» **PROVIDED DATA**:
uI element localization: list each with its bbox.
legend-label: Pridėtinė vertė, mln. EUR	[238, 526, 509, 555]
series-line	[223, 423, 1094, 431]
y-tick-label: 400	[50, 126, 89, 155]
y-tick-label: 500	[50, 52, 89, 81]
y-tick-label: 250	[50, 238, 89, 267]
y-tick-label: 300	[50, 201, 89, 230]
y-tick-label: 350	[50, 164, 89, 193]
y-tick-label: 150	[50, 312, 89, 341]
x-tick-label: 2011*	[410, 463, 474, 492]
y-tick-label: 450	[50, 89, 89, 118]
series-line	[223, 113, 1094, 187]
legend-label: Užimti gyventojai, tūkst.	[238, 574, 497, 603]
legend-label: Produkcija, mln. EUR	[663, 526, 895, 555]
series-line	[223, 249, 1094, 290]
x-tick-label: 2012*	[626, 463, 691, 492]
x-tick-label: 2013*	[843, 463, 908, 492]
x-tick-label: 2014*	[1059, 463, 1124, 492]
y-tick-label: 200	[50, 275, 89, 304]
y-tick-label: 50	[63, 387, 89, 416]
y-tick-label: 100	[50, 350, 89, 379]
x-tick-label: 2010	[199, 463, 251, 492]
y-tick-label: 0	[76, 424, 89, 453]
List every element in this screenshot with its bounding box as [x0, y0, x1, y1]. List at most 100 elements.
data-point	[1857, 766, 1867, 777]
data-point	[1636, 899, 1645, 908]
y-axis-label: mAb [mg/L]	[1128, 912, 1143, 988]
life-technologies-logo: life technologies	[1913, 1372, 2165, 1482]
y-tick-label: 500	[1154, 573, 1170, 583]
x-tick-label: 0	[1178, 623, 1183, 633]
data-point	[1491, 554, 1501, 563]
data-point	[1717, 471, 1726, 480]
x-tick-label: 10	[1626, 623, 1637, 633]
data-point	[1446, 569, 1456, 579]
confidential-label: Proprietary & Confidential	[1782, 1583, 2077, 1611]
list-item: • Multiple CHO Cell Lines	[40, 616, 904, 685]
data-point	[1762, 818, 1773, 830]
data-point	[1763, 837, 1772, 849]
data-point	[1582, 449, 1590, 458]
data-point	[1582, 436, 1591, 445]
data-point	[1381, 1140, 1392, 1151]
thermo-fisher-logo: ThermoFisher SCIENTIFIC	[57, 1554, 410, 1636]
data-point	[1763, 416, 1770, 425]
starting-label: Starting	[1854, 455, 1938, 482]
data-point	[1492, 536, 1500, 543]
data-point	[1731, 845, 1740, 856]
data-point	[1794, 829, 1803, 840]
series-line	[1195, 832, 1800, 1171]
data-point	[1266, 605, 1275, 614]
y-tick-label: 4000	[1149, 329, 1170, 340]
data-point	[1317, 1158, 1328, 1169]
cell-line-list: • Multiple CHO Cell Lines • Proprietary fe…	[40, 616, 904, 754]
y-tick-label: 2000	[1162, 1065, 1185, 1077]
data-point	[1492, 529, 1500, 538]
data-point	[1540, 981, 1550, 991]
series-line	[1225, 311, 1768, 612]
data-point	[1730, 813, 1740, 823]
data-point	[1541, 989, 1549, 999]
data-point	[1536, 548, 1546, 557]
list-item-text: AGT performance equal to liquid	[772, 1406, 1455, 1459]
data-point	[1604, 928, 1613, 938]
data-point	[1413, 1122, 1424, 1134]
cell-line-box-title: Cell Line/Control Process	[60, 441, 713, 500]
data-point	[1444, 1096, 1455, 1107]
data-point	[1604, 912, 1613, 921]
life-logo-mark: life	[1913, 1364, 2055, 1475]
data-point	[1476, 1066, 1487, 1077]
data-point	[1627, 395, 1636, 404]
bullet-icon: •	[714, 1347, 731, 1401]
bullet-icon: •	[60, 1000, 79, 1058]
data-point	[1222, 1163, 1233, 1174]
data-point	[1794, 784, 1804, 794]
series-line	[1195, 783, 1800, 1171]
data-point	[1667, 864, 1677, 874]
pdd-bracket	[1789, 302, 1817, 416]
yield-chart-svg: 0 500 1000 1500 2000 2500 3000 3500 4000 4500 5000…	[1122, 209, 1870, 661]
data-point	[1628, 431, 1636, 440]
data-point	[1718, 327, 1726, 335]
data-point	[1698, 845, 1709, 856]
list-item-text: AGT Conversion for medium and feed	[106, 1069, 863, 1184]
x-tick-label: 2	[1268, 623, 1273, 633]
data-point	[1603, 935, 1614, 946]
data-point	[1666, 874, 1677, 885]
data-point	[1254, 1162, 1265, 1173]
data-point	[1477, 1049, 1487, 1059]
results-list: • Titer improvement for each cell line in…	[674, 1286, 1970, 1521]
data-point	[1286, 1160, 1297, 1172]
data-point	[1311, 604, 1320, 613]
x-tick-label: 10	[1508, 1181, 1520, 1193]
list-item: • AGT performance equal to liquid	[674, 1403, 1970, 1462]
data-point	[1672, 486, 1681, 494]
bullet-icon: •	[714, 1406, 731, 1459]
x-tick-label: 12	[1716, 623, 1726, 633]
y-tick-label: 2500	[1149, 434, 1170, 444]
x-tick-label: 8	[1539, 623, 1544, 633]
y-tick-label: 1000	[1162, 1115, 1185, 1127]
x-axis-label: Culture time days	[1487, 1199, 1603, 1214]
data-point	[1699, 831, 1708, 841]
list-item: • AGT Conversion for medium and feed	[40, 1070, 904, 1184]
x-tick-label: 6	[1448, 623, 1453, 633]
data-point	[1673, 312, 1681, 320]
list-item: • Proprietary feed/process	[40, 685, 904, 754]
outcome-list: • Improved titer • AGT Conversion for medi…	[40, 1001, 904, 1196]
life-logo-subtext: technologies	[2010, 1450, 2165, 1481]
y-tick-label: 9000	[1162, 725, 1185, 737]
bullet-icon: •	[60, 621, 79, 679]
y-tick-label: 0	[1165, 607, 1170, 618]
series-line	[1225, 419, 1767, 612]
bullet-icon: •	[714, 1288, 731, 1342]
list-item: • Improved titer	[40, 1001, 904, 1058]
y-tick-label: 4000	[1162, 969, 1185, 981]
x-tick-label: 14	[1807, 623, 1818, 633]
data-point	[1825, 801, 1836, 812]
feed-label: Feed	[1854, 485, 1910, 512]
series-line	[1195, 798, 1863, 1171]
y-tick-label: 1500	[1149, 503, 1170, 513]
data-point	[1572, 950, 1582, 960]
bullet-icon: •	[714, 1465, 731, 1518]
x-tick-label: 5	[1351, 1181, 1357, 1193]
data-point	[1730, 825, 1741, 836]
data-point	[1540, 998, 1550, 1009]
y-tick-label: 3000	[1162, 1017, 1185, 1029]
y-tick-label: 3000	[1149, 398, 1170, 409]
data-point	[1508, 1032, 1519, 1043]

» **SET PROBLEM**: Quote the listing above verbatim, from its first line through the line containing "249, 1094, 290]", with both of those lines included.

» **RESULT FOR THIS EXERCISE**:
uI element localization: list each with its bbox.
legend-label: Pridėtinė vertė, mln. EUR	[238, 526, 509, 555]
series-line	[223, 423, 1094, 431]
y-tick-label: 400	[50, 126, 89, 155]
y-tick-label: 500	[50, 52, 89, 81]
y-tick-label: 250	[50, 238, 89, 267]
y-tick-label: 300	[50, 201, 89, 230]
y-tick-label: 350	[50, 164, 89, 193]
y-tick-label: 150	[50, 312, 89, 341]
x-tick-label: 2011*	[410, 463, 474, 492]
y-tick-label: 450	[50, 89, 89, 118]
series-line	[223, 113, 1094, 187]
legend-label: Užimti gyventojai, tūkst.	[238, 574, 497, 603]
legend-label: Produkcija, mln. EUR	[663, 526, 895, 555]
series-line	[223, 249, 1094, 290]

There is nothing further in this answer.